» Written task:
Copy out every line that contains "this".

» Working data:
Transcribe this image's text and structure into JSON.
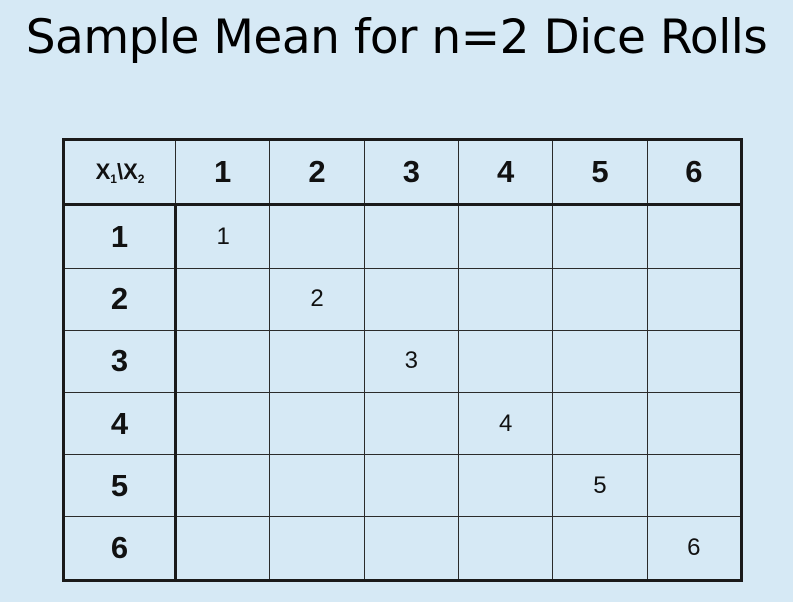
{
  "title": "Sample Mean for n=2 Dice Rolls",
  "table": {
    "corner": {
      "var1": "X",
      "sub1": "1",
      "sep": "\\",
      "var2": "X",
      "sub2": "2"
    },
    "column_headers": [
      "1",
      "2",
      "3",
      "4",
      "5",
      "6"
    ],
    "row_headers": [
      "1",
      "2",
      "3",
      "4",
      "5",
      "6"
    ],
    "cells": [
      [
        "1",
        "",
        "",
        "",
        "",
        ""
      ],
      [
        "",
        "2",
        "",
        "",
        "",
        ""
      ],
      [
        "",
        "",
        "3",
        "",
        "",
        ""
      ],
      [
        "",
        "",
        "",
        "4",
        "",
        ""
      ],
      [
        "",
        "",
        "",
        "",
        "5",
        ""
      ],
      [
        "",
        "",
        "",
        "",
        "",
        "6"
      ]
    ]
  },
  "colors": {
    "background": "#d6e9f5",
    "text": "#000000",
    "grid": "#1a1a1a"
  }
}
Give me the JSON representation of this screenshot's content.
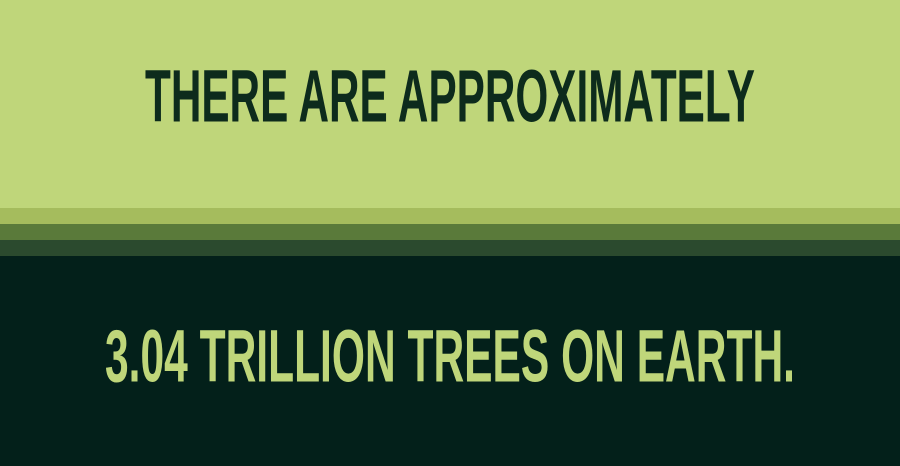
{
  "headline": {
    "top": "THERE ARE APPROXIMATELY",
    "bottom": "3.04 TRILLION TREES ON EARTH."
  }
}
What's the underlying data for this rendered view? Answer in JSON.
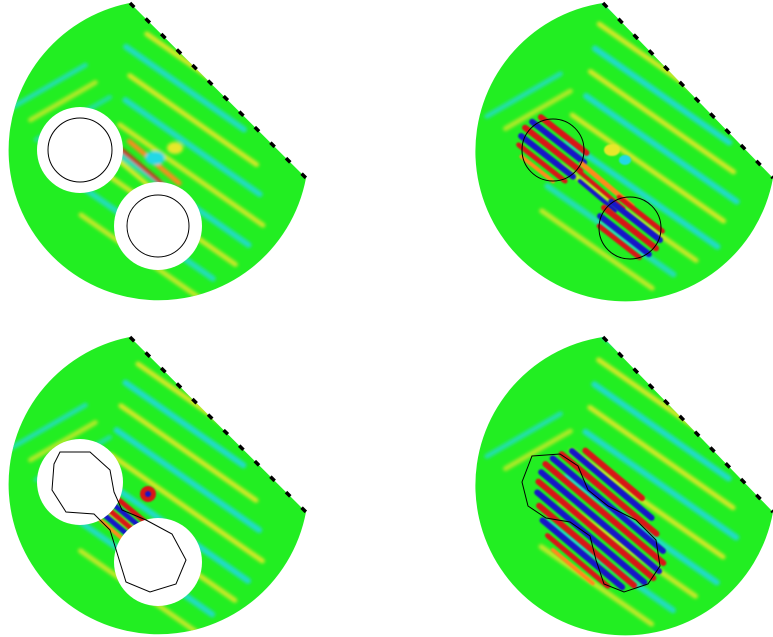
{
  "figure": {
    "panels": [
      {
        "name": "panel-top-left",
        "obstacle": "two-separate-disks-white",
        "field": "weak"
      },
      {
        "name": "panel-top-right",
        "obstacle": "two-separate-disks-field",
        "field": "strong"
      },
      {
        "name": "panel-bottom-left",
        "obstacle": "two-disks-bridged-white",
        "field": "medium"
      },
      {
        "name": "panel-bottom-right",
        "obstacle": "two-disks-bridged-field",
        "field": "strong"
      }
    ],
    "colors": {
      "background": "#22ee22",
      "cyan": "#22d8e6",
      "yellow": "#e8e82a",
      "orange": "#ff8a1a",
      "red": "#d81212",
      "blue": "#1616c8",
      "obstacle_fill": "#ffffff",
      "outline": "#000000",
      "sensor_marks": "#000000"
    }
  }
}
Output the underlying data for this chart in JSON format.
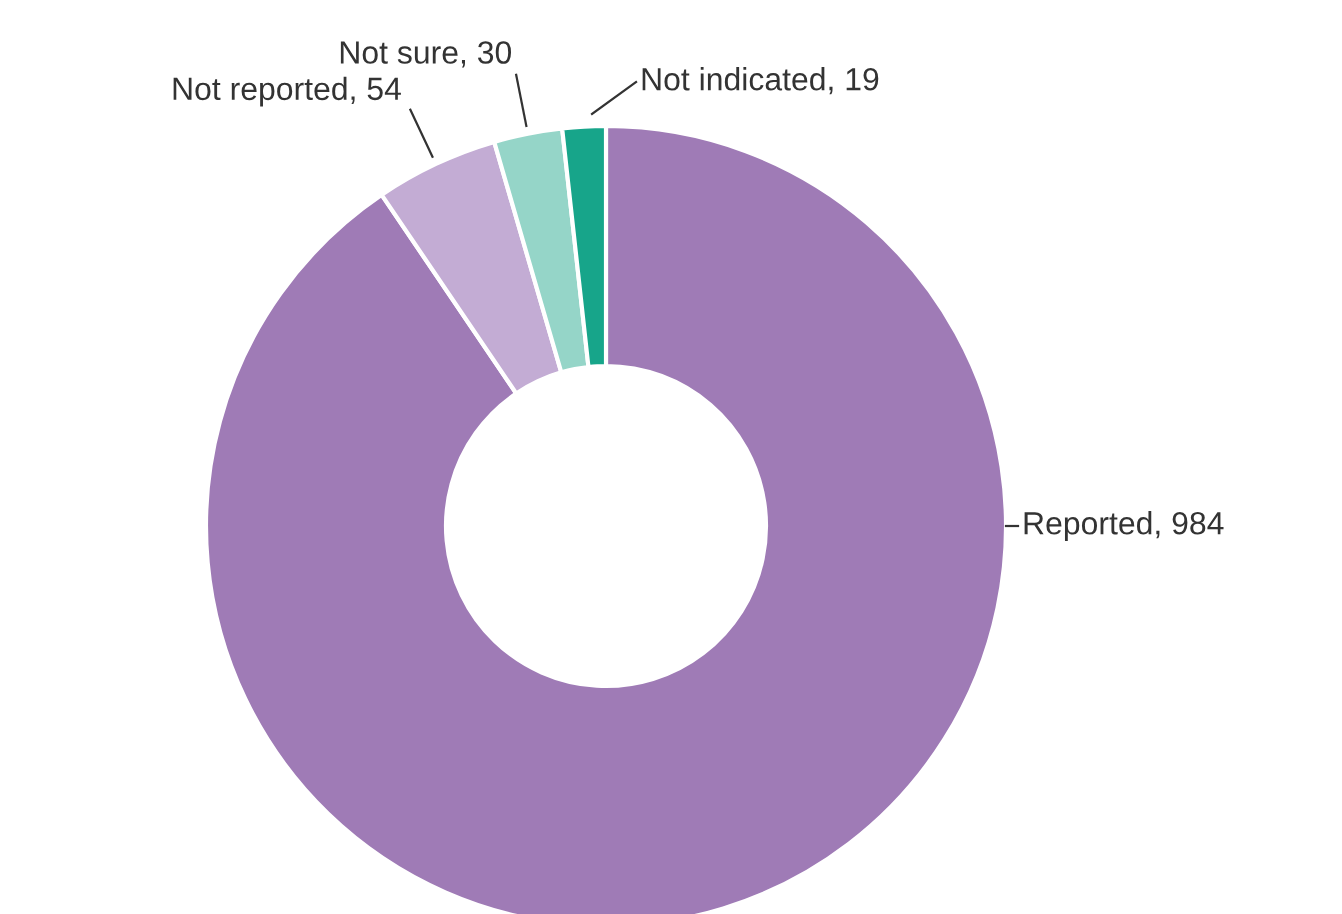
{
  "chart_data": {
    "type": "donut",
    "categories": [
      "Reported",
      "Not reported",
      "Not sure",
      "Not indicated"
    ],
    "values": [
      984,
      54,
      30,
      19
    ],
    "colors": [
      "#9f7bb6",
      "#c3acd4",
      "#95d5c8",
      "#17a58a"
    ],
    "value_labels": [
      ", 984",
      ", 54",
      ", 30",
      ", 19"
    ],
    "legend": false
  }
}
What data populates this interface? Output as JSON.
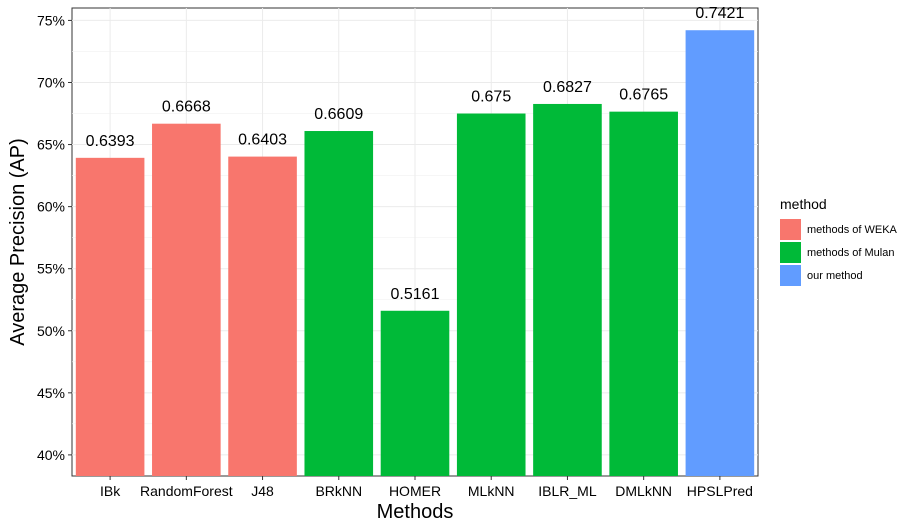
{
  "chart_data": {
    "type": "bar",
    "xlabel": "Methods",
    "ylabel": "Average Precision (AP)",
    "ylim": [
      0.383,
      0.76
    ],
    "yticks": [
      0.4,
      0.45,
      0.5,
      0.55,
      0.6,
      0.65,
      0.7,
      0.75
    ],
    "ytick_labels": [
      "40%",
      "45%",
      "50%",
      "55%",
      "60%",
      "65%",
      "70%",
      "75%"
    ],
    "grid": true,
    "legend_position": "right",
    "legend_title": "method",
    "categories": [
      "IBk",
      "RandomForest",
      "J48",
      "BRkNN",
      "HOMER",
      "MLkNN",
      "IBLR_ML",
      "DMLkNN",
      "HPSLPred"
    ],
    "values": [
      0.6393,
      0.6668,
      0.6403,
      0.6609,
      0.5161,
      0.675,
      0.6827,
      0.6765,
      0.7421
    ],
    "value_labels": [
      "0.6393",
      "0.6668",
      "0.6403",
      "0.6609",
      "0.5161",
      "0.675",
      "0.6827",
      "0.6765",
      "0.7421"
    ],
    "groups": [
      "methods of WEKA",
      "methods of WEKA",
      "methods of WEKA",
      "methods of Mulan",
      "methods of Mulan",
      "methods of Mulan",
      "methods of Mulan",
      "methods of Mulan",
      "our method"
    ],
    "legend": [
      {
        "label": "methods of WEKA",
        "color": "#F8766D"
      },
      {
        "label": "methods of Mulan",
        "color": "#00BA38"
      },
      {
        "label": "our method",
        "color": "#619CFF"
      }
    ]
  }
}
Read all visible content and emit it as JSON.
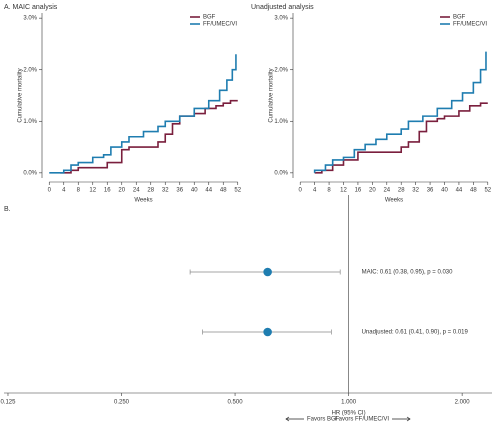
{
  "chart_data": [
    {
      "type": "line",
      "title": "A. MAIC analysis",
      "ylabel": "Cumulative mortality",
      "xlabel": "Weeks",
      "xlim": [
        -2,
        54
      ],
      "xticks": [
        0,
        4,
        8,
        12,
        16,
        20,
        24,
        28,
        32,
        36,
        40,
        44,
        48,
        52
      ],
      "ylim": [
        -0.1,
        3.1
      ],
      "yticks": [
        {
          "value": 0,
          "label": "0.0%"
        },
        {
          "value": 1,
          "label": "1.0%"
        },
        {
          "value": 2,
          "label": "2.0%"
        },
        {
          "value": 3,
          "label": "3.0%"
        }
      ],
      "legend": "upper right",
      "series": [
        {
          "name": "BGF",
          "color": "#7a1f3d",
          "x": [
            3,
            6,
            6,
            8,
            8,
            16,
            16,
            20,
            20,
            22,
            22,
            30,
            30,
            32,
            32,
            34,
            34,
            36,
            36,
            40,
            40,
            43,
            43,
            46,
            46,
            48,
            48,
            50,
            50,
            52
          ],
          "values": [
            0,
            0,
            0.05,
            0.05,
            0.1,
            0.1,
            0.2,
            0.2,
            0.45,
            0.45,
            0.5,
            0.5,
            0.6,
            0.6,
            0.75,
            0.75,
            0.95,
            0.95,
            1.1,
            1.1,
            1.15,
            1.15,
            1.25,
            1.25,
            1.3,
            1.3,
            1.35,
            1.35,
            1.4,
            1.4
          ]
        },
        {
          "name": "FF/UMEC/VI",
          "color": "#1f7db0",
          "x": [
            0,
            4,
            4,
            6,
            6,
            8,
            8,
            12,
            12,
            15,
            15,
            17,
            17,
            20,
            20,
            22,
            22,
            26,
            26,
            30,
            30,
            32,
            32,
            36,
            36,
            40,
            40,
            44,
            44,
            47,
            47,
            49,
            49,
            50.5,
            50.5,
            51.5,
            51.5
          ],
          "values": [
            0,
            0,
            0.05,
            0.05,
            0.15,
            0.15,
            0.2,
            0.2,
            0.3,
            0.3,
            0.35,
            0.35,
            0.5,
            0.5,
            0.6,
            0.6,
            0.7,
            0.7,
            0.8,
            0.8,
            0.9,
            0.9,
            1.0,
            1.0,
            1.1,
            1.1,
            1.25,
            1.25,
            1.4,
            1.4,
            1.6,
            1.6,
            1.8,
            1.8,
            2.0,
            2.0,
            2.3
          ]
        }
      ]
    },
    {
      "type": "line",
      "title": "Unadjusted analysis",
      "ylabel": "Cumulative mortality",
      "xlabel": "Weeks",
      "xlim": [
        -2,
        54
      ],
      "xticks": [
        0,
        4,
        8,
        12,
        16,
        20,
        24,
        28,
        32,
        36,
        40,
        44,
        48,
        52
      ],
      "ylim": [
        -0.1,
        3.1
      ],
      "yticks": [
        {
          "value": 0,
          "label": "0.0%"
        },
        {
          "value": 1,
          "label": "1.0%"
        },
        {
          "value": 2,
          "label": "2.0%"
        },
        {
          "value": 3,
          "label": "3.0%"
        }
      ],
      "legend": "upper right",
      "series": [
        {
          "name": "BGF",
          "color": "#7a1f3d",
          "x": [
            4,
            6,
            6,
            9,
            9,
            12,
            12,
            16,
            16,
            28,
            28,
            30,
            30,
            33,
            33,
            35,
            35,
            38,
            38,
            40,
            40,
            44,
            44,
            47,
            47,
            50,
            50,
            52
          ],
          "values": [
            0,
            0,
            0.05,
            0.05,
            0.15,
            0.15,
            0.25,
            0.25,
            0.4,
            0.4,
            0.5,
            0.5,
            0.6,
            0.6,
            0.8,
            0.8,
            1.0,
            1.0,
            1.05,
            1.05,
            1.1,
            1.1,
            1.2,
            1.2,
            1.3,
            1.3,
            1.35,
            1.35
          ]
        },
        {
          "name": "FF/UMEC/VI",
          "color": "#1f7db0",
          "x": [
            4,
            4,
            7,
            7,
            9,
            9,
            12,
            12,
            15,
            15,
            18,
            18,
            21,
            21,
            24,
            24,
            28,
            28,
            30,
            30,
            34,
            34,
            38,
            38,
            42,
            42,
            45,
            45,
            48,
            48,
            50,
            50,
            51.5,
            51.5
          ],
          "values": [
            0,
            0.05,
            0.05,
            0.15,
            0.15,
            0.25,
            0.25,
            0.3,
            0.3,
            0.45,
            0.45,
            0.55,
            0.55,
            0.65,
            0.65,
            0.75,
            0.75,
            0.85,
            0.85,
            1.0,
            1.0,
            1.1,
            1.1,
            1.25,
            1.25,
            1.4,
            1.4,
            1.55,
            1.55,
            1.75,
            1.75,
            2.0,
            2.0,
            2.35
          ]
        }
      ]
    },
    {
      "type": "forest",
      "title": "B.",
      "xlabel": "HR (95% CI)",
      "log_x": true,
      "xlim": [
        0.122,
        2.4
      ],
      "xticks": [
        0.125,
        {
          "value": 0.25,
          "label": "0.250"
        },
        {
          "value": 0.5,
          "label": "0.500"
        },
        {
          "value": 1,
          "label": "1.000"
        },
        {
          "value": 2,
          "label": "2.000"
        }
      ],
      "reference": 1,
      "labels": [
        "MAIC: 0.61 (0.38, 0.95), p = 0.030",
        "Unadjusted: 0.61 (0.41, 0.90), p = 0.019"
      ],
      "values": [
        0.61,
        0.61
      ],
      "lower": [
        0.38,
        0.41
      ],
      "upper": [
        0.95,
        0.9
      ],
      "color": "#1f7db0",
      "favors_left": "Favors BGF",
      "favors_right": "Favors FF/UMEC/VI"
    }
  ]
}
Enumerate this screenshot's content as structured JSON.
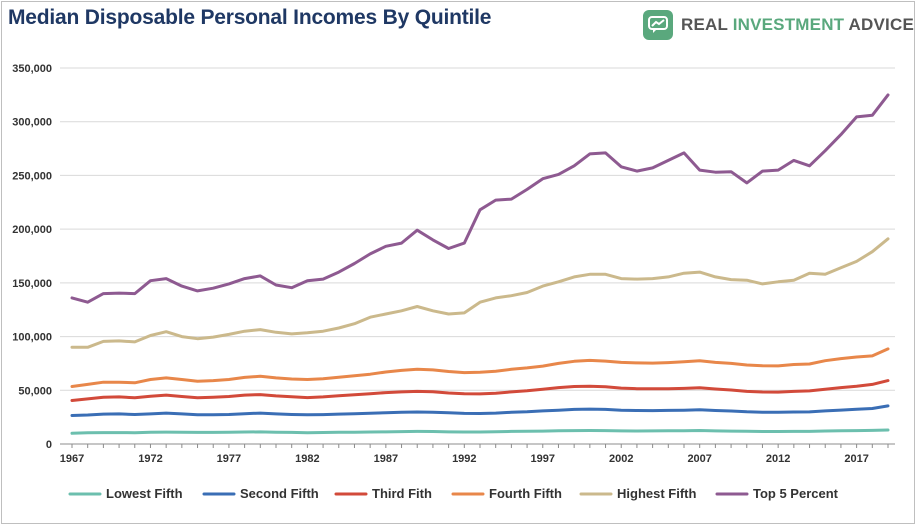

» Finished task:
Transcribe this image's text and structure into JSON.
Give me the JSON representation of this screenshot's content.
What's the underlying data for this rendered view? Answer in JSON.
Output the underlying data for this chart in JSON format.
What data populates this interface? Output as JSON.
Enumerate this screenshot's content as structured JSON.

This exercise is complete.